Every line of the data that contains the string "when" must be copied.

* Given records
————

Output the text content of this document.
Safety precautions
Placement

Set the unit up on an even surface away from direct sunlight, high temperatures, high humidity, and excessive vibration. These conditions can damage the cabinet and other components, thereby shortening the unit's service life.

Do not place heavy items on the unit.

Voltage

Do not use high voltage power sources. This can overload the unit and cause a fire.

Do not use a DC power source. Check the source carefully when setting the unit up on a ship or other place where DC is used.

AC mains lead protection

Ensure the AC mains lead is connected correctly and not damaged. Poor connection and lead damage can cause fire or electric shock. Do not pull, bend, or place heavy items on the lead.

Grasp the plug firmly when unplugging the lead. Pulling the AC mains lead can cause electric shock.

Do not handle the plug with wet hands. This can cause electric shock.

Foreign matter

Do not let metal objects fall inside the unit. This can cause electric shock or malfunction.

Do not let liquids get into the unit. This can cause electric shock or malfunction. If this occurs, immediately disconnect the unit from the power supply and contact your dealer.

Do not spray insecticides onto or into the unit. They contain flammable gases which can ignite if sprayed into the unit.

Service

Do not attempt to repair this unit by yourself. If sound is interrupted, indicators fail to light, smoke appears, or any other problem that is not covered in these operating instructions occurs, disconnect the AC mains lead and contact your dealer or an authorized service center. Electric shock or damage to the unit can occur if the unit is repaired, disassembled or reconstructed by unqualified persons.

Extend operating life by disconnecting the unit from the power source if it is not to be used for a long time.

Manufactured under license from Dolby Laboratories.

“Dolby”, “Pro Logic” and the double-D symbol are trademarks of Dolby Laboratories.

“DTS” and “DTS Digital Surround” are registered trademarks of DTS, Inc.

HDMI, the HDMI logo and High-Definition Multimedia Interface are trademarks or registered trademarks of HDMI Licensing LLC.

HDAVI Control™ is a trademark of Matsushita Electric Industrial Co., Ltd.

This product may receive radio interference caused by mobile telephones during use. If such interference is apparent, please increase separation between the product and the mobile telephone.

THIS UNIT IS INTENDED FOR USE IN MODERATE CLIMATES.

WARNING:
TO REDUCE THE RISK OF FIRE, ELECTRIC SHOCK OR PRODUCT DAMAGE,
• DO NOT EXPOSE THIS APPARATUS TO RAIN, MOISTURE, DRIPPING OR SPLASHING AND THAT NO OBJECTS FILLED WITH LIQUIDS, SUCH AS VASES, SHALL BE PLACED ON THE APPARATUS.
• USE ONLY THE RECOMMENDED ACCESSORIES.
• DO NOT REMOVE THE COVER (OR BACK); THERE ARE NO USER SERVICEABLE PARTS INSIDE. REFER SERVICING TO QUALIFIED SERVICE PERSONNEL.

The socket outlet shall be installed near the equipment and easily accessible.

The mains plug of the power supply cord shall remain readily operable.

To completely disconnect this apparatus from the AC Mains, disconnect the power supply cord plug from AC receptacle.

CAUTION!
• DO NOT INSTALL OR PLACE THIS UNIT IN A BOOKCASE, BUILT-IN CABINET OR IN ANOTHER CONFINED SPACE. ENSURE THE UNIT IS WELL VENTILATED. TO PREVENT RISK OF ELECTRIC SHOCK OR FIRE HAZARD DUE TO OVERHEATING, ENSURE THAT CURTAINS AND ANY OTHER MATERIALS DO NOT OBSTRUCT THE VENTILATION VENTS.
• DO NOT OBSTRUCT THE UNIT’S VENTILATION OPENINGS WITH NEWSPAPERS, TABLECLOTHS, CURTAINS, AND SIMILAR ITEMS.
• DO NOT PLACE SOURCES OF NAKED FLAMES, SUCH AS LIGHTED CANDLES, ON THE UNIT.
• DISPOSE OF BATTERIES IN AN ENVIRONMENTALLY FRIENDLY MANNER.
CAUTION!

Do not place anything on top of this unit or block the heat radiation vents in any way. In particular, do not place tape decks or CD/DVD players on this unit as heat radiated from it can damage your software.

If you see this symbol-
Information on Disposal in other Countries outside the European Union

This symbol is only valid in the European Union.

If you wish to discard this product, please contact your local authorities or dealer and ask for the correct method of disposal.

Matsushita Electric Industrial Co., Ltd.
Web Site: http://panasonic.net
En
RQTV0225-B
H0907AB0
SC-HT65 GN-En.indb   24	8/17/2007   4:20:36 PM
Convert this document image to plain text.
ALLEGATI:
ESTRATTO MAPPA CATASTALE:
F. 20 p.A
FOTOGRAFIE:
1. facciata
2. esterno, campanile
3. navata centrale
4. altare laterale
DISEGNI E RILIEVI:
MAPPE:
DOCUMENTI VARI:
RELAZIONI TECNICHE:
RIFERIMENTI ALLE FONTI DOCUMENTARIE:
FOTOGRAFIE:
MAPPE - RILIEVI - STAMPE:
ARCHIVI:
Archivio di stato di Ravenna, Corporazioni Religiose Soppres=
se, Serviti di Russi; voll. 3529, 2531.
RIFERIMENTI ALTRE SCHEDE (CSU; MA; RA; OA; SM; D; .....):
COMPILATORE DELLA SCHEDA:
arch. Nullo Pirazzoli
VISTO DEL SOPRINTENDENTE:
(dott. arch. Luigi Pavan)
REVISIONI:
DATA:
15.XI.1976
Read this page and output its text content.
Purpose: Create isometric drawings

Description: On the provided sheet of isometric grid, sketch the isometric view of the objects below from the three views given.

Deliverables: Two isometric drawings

————

* Written answer
Do not use a DC power source. Check the source carefully when setting the unit up on a ship or other place where DC is used.
Grasp the plug firmly when unplugging the lead. Pulling the AC mains lead can cause electric shock.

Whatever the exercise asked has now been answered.